* start Raw records *
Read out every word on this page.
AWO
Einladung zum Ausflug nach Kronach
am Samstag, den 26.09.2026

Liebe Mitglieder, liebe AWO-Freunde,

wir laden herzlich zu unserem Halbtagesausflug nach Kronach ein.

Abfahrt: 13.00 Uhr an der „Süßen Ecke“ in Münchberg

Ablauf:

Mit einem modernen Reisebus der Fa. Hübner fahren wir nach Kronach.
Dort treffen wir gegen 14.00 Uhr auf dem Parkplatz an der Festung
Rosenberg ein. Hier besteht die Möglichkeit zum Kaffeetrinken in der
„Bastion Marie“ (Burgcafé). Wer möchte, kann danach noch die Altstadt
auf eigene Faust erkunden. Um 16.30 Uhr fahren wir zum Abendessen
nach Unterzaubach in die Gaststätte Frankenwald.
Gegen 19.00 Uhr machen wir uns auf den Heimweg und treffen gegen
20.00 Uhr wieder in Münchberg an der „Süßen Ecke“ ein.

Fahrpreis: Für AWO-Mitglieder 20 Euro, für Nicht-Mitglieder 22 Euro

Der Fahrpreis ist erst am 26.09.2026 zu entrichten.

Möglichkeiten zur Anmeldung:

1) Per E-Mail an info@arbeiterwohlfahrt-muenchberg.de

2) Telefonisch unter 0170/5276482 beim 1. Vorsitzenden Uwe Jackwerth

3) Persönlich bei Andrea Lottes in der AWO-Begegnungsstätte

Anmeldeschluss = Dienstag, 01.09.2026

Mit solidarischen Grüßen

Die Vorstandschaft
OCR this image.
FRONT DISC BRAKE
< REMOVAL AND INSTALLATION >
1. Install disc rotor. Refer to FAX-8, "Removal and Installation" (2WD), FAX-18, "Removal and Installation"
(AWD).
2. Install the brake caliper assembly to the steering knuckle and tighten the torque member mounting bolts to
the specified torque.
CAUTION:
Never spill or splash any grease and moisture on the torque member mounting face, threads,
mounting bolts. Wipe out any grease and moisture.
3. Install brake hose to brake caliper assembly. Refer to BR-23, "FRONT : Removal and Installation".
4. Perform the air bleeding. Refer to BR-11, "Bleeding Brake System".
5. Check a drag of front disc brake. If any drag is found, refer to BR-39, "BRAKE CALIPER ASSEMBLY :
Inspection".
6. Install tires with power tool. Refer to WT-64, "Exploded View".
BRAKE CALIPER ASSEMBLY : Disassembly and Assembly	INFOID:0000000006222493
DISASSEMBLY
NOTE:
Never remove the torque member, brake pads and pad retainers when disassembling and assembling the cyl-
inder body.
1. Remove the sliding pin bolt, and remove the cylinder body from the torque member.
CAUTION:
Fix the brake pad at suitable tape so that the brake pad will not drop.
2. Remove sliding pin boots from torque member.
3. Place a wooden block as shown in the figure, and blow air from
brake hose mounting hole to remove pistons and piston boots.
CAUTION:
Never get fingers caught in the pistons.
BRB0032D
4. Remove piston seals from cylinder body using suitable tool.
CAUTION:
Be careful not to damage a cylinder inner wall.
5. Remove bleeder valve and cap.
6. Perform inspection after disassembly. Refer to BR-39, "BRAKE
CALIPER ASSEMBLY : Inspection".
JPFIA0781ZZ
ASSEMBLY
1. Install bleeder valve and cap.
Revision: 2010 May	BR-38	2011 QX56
* end Raw records *
Exercise: Repeat all of the entries exactly.

Response to this task:
Read out every word on this page.
AWO
Einladung zum Ausflug nach Kronach
am Samstag, den 26.09.2026

Liebe Mitglieder, liebe AWO-Freunde,

wir laden herzlich zu unserem Halbtagesausflug nach Kronach ein.

Abfahrt: 13.00 Uhr an der „Süßen Ecke“ in Münchberg

Ablauf:

Mit einem modernen Reisebus der Fa. Hübner fahren wir nach Kronach.
Dort treffen wir gegen 14.00 Uhr auf dem Parkplatz an der Festung
Rosenberg ein. Hier besteht die Möglichkeit zum Kaffeetrinken in der
„Bastion Marie“ (Burgcafé). Wer möchte, kann danach noch die Altstadt
auf eigene Faust erkunden. Um 16.30 Uhr fahren wir zum Abendessen
nach Unterzaubach in die Gaststätte Frankenwald.
Gegen 19.00 Uhr machen wir uns auf den Heimweg und treffen gegen
20.00 Uhr wieder in Münchberg an der „Süßen Ecke“ ein.

Fahrpreis: Für AWO-Mitglieder 20 Euro, für Nicht-Mitglieder 22 Euro

Der Fahrpreis ist erst am 26.09.2026 zu entrichten.

Möglichkeiten zur Anmeldung:

1) Per E-Mail an info@arbeiterwohlfahrt-muenchberg.de

2) Telefonisch unter 0170/5276482 beim 1. Vorsitzenden Uwe Jackwerth

3) Persönlich bei Andrea Lottes in der AWO-Begegnungsstätte

Anmeldeschluss = Dienstag, 01.09.2026

Mit solidarischen Grüßen

Die Vorstandschaft
OCR this image.
FRONT DISC BRAKE
< REMOVAL AND INSTALLATION >
1. Install disc rotor. Refer to FAX-8, "Removal and Installation" (2WD), FAX-18, "Removal and Installation"
(AWD).
2. Install the brake caliper assembly to the steering knuckle and tighten the torque member mounting bolts to
the specified torque.
CAUTION:
Never spill or splash any grease and moisture on the torque member mounting face, threads,
mounting bolts. Wipe out any grease and moisture.
3. Install brake hose to brake caliper assembly. Refer to BR-23, "FRONT : Removal and Installation".
4. Perform the air bleeding. Refer to BR-11, "Bleeding Brake System".
5. Check a drag of front disc brake. If any drag is found, refer to BR-39, "BRAKE CALIPER ASSEMBLY :
Inspection".
6. Install tires with power tool. Refer to WT-64, "Exploded View".
BRAKE CALIPER ASSEMBLY : Disassembly and Assembly	INFOID:0000000006222493
DISASSEMBLY
NOTE:
Never remove the torque member, brake pads and pad retainers when disassembling and assembling the cyl-
inder body.
1. Remove the sliding pin bolt, and remove the cylinder body from the torque member.
CAUTION:
Fix the brake pad at suitable tape so that the brake pad will not drop.
2. Remove sliding pin boots from torque member.
3. Place a wooden block as shown in the figure, and blow air from
brake hose mounting hole to remove pistons and piston boots.
CAUTION:
Never get fingers caught in the pistons.
BRB0032D
4. Remove piston seals from cylinder body using suitable tool.
CAUTION:
Be careful not to damage a cylinder inner wall.
5. Remove bleeder valve and cap.
6. Perform inspection after disassembly. Refer to BR-39, "BRAKE
CALIPER ASSEMBLY : Inspection".
JPFIA0781ZZ
ASSEMBLY
1. Install bleeder valve and cap.
Revision: 2010 May	BR-38	2011 QX56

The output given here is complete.